» **Problem details**: Once you have read the data below, please repeat all of it exactly.
•••••
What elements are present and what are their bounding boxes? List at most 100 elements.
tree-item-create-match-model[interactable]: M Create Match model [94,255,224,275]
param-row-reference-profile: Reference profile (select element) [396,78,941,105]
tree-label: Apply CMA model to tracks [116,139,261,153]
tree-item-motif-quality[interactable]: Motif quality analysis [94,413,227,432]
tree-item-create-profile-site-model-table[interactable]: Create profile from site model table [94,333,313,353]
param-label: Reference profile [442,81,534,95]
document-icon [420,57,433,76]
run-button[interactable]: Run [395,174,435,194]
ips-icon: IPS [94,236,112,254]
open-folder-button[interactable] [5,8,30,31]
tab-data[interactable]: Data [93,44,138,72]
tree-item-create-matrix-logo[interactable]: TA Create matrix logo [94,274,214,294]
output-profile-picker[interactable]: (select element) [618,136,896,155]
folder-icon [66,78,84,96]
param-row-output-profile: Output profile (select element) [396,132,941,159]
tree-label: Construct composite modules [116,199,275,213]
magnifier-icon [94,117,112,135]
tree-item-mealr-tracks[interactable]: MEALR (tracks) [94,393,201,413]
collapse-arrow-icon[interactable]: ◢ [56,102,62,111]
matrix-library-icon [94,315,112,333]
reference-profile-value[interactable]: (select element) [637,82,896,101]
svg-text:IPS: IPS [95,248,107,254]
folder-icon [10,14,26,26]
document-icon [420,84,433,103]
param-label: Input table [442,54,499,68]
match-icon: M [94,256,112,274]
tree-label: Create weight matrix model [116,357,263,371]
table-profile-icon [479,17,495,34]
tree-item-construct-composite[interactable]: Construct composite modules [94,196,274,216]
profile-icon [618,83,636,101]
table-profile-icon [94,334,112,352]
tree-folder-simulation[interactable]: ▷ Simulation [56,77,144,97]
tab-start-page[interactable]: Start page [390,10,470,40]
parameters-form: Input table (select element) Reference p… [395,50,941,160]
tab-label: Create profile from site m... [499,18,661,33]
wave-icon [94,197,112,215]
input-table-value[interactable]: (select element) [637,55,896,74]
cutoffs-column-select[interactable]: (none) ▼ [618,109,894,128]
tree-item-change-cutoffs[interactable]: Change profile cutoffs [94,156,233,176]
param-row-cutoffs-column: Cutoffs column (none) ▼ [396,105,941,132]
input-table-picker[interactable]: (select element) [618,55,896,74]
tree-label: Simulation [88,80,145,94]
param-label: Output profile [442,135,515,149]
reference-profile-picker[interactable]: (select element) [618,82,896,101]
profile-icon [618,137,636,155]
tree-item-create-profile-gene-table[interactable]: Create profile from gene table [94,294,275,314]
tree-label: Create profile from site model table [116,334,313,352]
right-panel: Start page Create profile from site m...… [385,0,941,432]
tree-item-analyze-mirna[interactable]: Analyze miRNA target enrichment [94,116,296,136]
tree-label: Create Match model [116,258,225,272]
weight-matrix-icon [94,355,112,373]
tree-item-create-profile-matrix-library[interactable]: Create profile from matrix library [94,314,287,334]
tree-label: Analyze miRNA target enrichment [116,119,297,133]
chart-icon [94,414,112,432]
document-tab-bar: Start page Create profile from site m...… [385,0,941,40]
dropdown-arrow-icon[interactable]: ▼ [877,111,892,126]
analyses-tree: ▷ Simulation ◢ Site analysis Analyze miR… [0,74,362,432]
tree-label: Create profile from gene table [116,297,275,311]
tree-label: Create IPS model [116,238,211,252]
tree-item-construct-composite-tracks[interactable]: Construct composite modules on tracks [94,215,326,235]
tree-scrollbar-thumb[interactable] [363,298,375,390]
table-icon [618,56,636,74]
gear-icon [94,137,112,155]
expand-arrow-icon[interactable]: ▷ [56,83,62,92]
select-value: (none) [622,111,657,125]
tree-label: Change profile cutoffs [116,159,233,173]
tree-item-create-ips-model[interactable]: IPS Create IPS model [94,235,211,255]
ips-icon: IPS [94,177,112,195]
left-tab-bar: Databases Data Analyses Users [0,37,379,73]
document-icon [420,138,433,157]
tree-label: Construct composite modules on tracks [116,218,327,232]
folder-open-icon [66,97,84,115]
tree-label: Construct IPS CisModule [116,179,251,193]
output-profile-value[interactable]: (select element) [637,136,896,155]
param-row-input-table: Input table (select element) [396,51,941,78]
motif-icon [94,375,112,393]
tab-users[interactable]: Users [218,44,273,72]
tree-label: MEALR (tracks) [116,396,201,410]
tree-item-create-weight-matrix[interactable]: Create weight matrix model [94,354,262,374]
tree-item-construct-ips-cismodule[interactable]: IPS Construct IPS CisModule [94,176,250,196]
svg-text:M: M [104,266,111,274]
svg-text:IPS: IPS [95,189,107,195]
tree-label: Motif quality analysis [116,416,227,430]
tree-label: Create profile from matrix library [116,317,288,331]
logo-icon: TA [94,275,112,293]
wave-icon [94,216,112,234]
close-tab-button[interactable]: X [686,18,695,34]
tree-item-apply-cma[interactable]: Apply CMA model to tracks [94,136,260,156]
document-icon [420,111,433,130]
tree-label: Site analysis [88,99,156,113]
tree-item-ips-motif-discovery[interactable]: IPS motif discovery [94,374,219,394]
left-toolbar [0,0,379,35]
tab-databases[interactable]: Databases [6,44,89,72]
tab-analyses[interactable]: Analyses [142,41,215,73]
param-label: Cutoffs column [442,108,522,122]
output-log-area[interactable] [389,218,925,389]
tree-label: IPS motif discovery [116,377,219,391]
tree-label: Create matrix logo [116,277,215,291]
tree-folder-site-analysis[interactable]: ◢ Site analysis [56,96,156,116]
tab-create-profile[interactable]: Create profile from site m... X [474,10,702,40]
•••••
» **Written response**:
What elements are present and what are their bounding boxes? List at most 100 elements.
tree-item-create-match-model[interactable]: M Create Match model [94,255,224,275]
param-row-reference-profile: Reference profile (select element) [396,78,941,105]
tree-label: Apply CMA model to tracks [116,139,261,153]
tree-item-motif-quality[interactable]: Motif quality analysis [94,413,227,432]
tree-item-create-profile-site-model-table[interactable]: Create profile from site model table [94,333,313,353]
param-label: Reference profile [442,81,534,95]
document-icon [420,57,433,76]
run-button[interactable]: Run [395,174,435,194]
ips-icon: IPS [94,236,112,254]
open-folder-button[interactable] [5,8,30,31]
tab-data[interactable]: Data [93,44,138,72]
tree-item-create-matrix-logo[interactable]: TA Create matrix logo [94,274,214,294]
output-profile-picker[interactable]: (select element) [618,136,896,155]
folder-icon [66,78,84,96]
param-row-output-profile: Output profile (select element) [396,132,941,159]
tree-label: Construct composite modules [116,199,275,213]
magnifier-icon [94,117,112,135]
tree-item-mealr-tracks[interactable]: MEALR (tracks) [94,393,201,413]
collapse-arrow-icon[interactable]: ◢ [56,102,62,111]
matrix-library-icon [94,315,112,333]
reference-profile-value[interactable]: (select element) [637,82,896,101]
svg-text:IPS: IPS [95,248,107,254]
folder-icon [10,14,26,26]
document-icon [420,84,433,103]
param-label: Input table [442,54,499,68]
match-icon: M [94,256,112,274]
tree-label: Create weight matrix model [116,357,263,371]
table-profile-icon [479,17,495,34]
tree-item-construct-composite[interactable]: Construct composite modules [94,196,274,216]
profile-icon [618,83,636,101]
table-profile-icon [94,334,112,352]
tree-folder-simulation[interactable]: ▷ Simulation [56,77,144,97]
tab-start-page[interactable]: Start page [390,10,470,40]
parameters-form: Input table (select element) Reference p… [395,50,941,160]
tab-label: Create profile from site m... [499,18,661,33]
wave-icon [94,197,112,215]
input-table-value[interactable]: (select element) [637,55,896,74]
cutoffs-column-select[interactable]: (none) ▼ [618,109,894,128]
tree-item-change-cutoffs[interactable]: Change profile cutoffs [94,156,233,176]
param-row-cutoffs-column: Cutoffs column (none) ▼ [396,105,941,132]
input-table-picker[interactable]: (select element) [618,55,896,74]
tree-label: Simulation [88,80,145,94]
param-label: Output profile [442,135,515,149]
reference-profile-picker[interactable]: (select element) [618,82,896,101]
profile-icon [618,137,636,155]
tree-item-create-profile-gene-table[interactable]: Create profile from gene table [94,294,275,314]
tree-label: Create profile from site model table [116,334,313,352]
right-panel: Start page Create profile from site m...… [385,0,941,432]
tree-item-analyze-mirna[interactable]: Analyze miRNA target enrichment [94,116,296,136]
tree-label: Create Match model [116,258,225,272]
weight-matrix-icon [94,355,112,373]
tree-item-create-profile-matrix-library[interactable]: Create profile from matrix library [94,314,287,334]
tree-label: Analyze miRNA target enrichment [116,119,297,133]
chart-icon [94,414,112,432]
document-tab-bar: Start page Create profile from site m...… [385,0,941,40]
dropdown-arrow-icon[interactable]: ▼ [877,111,892,126]
analyses-tree: ▷ Simulation ◢ Site analysis Analyze miR… [0,74,362,432]
tree-label: Create profile from gene table [116,297,275,311]
tree-label: Create IPS model [116,238,211,252]
tree-item-construct-composite-tracks[interactable]: Construct composite modules on tracks [94,215,326,235]
tree-scrollbar-thumb[interactable] [363,298,375,390]
table-icon [618,56,636,74]
gear-icon [94,137,112,155]
expand-arrow-icon[interactable]: ▷ [56,83,62,92]
select-value: (none) [622,111,657,125]
tree-label: Change profile cutoffs [116,159,233,173]
tree-item-create-ips-model[interactable]: IPS Create IPS model [94,235,211,255]
ips-icon: IPS [94,177,112,195]
left-tab-bar: Databases Data Analyses Users [0,37,379,73]
document-icon [420,138,433,157]
tree-label: Construct composite modules on tracks [116,218,327,232]
folder-open-icon [66,97,84,115]
tree-label: Construct IPS CisModule [116,179,251,193]
output-profile-value[interactable]: (select element) [637,136,896,155]
param-row-input-table: Input table (select element) [396,51,941,78]
motif-icon [94,375,112,393]
tab-users[interactable]: Users [218,44,273,72]
tree-label: MEALR (tracks) [116,396,201,410]
tree-item-create-weight-matrix[interactable]: Create weight matrix model [94,354,262,374]
tree-item-construct-ips-cismodule[interactable]: IPS Construct IPS CisModule [94,176,250,196]
svg-text:M: M [104,266,111,274]
svg-text:IPS: IPS [95,189,107,195]
tree-label: Motif quality analysis [116,416,227,430]
tree-label: Create profile from matrix library [116,317,288,331]
logo-icon: TA [94,275,112,293]
wave-icon [94,216,112,234]
close-tab-button[interactable]: X [686,18,695,34]
tree-item-apply-cma[interactable]: Apply CMA model to tracks [94,136,260,156]
document-icon [420,111,433,130]
tree-label: Site analysis [88,99,156,113]
tree-item-ips-motif-discovery[interactable]: IPS motif discovery [94,374,219,394]
left-toolbar [0,0,379,35]
tab-databases[interactable]: Databases [6,44,89,72]
tab-analyses[interactable]: Analyses [142,41,215,73]
param-label: Cutoffs column [442,108,522,122]
output-log-area[interactable] [389,218,925,389]
tree-label: IPS motif discovery [116,377,219,391]
tree-label: Create matrix logo [116,277,215,291]
tree-folder-site-analysis[interactable]: ◢ Site analysis [56,96,156,116]
tab-create-profile[interactable]: Create profile from site m... X [474,10,702,40]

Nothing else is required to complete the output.